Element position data
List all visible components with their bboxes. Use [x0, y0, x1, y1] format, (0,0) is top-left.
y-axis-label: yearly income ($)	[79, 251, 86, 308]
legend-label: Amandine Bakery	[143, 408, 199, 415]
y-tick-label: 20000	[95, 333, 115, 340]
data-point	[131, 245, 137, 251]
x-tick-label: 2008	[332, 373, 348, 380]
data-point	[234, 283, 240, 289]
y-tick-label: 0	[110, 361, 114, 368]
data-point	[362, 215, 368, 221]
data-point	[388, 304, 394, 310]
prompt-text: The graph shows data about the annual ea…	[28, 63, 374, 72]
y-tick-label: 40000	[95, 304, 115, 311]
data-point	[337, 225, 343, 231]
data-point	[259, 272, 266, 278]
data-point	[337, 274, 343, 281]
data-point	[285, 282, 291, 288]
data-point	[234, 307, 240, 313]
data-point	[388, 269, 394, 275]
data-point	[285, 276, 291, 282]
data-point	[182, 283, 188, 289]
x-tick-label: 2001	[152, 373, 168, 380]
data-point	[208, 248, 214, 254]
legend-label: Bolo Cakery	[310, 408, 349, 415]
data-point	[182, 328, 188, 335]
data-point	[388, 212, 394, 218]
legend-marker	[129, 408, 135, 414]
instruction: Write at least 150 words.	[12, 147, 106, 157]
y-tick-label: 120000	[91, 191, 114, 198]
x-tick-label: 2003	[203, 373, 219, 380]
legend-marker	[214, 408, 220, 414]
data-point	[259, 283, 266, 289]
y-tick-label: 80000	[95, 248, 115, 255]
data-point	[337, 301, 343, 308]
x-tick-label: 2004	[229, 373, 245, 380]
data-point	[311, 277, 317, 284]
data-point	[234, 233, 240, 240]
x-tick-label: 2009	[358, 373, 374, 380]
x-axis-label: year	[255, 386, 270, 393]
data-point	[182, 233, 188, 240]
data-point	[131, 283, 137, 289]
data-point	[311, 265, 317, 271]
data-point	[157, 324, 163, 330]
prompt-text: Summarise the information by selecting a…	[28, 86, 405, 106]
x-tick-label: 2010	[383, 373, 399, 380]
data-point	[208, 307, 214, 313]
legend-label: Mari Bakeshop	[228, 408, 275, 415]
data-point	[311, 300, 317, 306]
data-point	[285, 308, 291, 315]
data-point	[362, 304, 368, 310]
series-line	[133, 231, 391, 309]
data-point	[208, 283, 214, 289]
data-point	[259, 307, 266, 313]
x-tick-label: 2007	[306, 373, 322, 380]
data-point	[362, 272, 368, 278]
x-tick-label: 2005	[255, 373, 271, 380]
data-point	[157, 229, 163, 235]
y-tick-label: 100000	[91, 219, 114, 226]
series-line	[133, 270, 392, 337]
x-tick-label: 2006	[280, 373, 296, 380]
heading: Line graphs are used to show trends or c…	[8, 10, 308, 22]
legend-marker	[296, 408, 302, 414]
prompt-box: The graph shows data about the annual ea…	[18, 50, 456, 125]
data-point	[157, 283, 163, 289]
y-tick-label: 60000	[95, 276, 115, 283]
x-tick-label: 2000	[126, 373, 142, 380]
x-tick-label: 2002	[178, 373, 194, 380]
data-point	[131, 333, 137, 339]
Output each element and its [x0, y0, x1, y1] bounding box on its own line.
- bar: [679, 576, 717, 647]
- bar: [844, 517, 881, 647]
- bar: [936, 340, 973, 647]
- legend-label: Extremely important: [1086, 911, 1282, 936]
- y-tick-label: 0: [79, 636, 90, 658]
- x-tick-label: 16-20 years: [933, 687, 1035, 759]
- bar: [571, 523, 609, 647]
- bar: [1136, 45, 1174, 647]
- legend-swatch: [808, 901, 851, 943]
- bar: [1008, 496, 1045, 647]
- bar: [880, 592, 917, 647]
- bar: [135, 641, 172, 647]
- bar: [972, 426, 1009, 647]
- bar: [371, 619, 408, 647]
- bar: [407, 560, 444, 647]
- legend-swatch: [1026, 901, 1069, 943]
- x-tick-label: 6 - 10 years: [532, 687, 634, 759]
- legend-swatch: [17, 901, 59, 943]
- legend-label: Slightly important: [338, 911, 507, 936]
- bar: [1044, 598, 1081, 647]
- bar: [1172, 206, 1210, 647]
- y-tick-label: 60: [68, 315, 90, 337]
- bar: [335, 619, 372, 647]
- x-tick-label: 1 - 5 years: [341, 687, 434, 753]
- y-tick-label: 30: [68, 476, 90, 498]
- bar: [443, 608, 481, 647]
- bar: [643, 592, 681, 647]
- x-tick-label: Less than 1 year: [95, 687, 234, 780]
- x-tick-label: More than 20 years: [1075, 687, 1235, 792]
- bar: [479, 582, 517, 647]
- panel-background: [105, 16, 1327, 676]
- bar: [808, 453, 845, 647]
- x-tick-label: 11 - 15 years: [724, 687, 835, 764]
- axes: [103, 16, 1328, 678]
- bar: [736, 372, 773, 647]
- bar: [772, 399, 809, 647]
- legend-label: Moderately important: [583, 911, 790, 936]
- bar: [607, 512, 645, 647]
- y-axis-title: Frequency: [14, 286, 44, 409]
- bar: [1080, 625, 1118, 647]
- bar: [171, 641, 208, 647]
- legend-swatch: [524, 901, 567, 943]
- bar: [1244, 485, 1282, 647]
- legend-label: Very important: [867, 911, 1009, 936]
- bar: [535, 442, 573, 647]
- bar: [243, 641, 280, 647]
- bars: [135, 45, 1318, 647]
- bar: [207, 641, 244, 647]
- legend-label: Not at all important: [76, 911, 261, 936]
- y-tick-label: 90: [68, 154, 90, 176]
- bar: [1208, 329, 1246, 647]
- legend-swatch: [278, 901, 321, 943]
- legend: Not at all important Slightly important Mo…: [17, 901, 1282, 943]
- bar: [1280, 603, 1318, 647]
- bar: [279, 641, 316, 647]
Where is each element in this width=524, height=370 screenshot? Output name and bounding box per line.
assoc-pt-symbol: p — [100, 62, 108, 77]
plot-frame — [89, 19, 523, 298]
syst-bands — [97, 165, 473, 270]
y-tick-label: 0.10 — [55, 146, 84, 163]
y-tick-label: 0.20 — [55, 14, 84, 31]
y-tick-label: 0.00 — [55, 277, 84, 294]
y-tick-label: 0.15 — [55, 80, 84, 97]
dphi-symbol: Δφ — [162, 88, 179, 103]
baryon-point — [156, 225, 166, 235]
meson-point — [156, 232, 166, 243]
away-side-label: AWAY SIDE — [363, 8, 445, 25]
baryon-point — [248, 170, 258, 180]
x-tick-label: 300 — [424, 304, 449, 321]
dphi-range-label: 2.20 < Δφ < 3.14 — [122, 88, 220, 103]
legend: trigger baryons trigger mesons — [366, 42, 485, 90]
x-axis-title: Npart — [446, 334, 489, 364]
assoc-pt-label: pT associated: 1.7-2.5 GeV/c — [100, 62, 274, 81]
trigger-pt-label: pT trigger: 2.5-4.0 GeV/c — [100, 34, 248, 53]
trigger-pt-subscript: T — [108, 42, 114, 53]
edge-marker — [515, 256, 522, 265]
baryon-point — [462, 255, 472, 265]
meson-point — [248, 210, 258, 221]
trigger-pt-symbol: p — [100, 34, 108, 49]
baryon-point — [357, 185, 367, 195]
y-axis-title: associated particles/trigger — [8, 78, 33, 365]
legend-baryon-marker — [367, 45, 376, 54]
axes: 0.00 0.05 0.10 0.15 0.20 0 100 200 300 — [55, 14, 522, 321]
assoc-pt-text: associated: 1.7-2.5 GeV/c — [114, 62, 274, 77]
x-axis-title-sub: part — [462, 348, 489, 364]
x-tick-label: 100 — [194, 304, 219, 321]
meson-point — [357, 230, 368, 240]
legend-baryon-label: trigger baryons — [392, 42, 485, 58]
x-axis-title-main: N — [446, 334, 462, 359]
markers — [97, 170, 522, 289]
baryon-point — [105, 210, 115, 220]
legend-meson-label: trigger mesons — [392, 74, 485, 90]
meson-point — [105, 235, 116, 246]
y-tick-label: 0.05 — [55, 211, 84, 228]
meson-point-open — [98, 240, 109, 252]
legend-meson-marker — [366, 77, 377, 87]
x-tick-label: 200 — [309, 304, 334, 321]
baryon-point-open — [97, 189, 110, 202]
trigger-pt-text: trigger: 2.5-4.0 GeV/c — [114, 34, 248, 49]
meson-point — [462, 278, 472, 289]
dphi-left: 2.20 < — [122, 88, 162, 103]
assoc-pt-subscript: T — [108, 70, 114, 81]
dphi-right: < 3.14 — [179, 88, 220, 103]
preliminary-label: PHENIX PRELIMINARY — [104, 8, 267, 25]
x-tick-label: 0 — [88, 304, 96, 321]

→ PROBLEM
Copy the data word for word, from its first line through the line that contains "269, 394, 275]".

→ RESULT FOR THIS EXERCISE
List all visible components with their bboxes. Use [x0, y0, x1, y1] format, (0,0) is top-left.
y-axis-label: yearly income ($)	[79, 251, 86, 308]
legend-label: Amandine Bakery	[143, 408, 199, 415]
y-tick-label: 20000	[95, 333, 115, 340]
data-point	[131, 245, 137, 251]
x-tick-label: 2008	[332, 373, 348, 380]
data-point	[234, 283, 240, 289]
y-tick-label: 0	[110, 361, 114, 368]
data-point	[362, 215, 368, 221]
data-point	[388, 304, 394, 310]
prompt-text: The graph shows data about the annual ea…	[28, 63, 374, 72]
y-tick-label: 40000	[95, 304, 115, 311]
data-point	[337, 225, 343, 231]
data-point	[259, 272, 266, 278]
data-point	[337, 274, 343, 281]
data-point	[285, 282, 291, 288]
data-point	[234, 307, 240, 313]
data-point	[388, 269, 394, 275]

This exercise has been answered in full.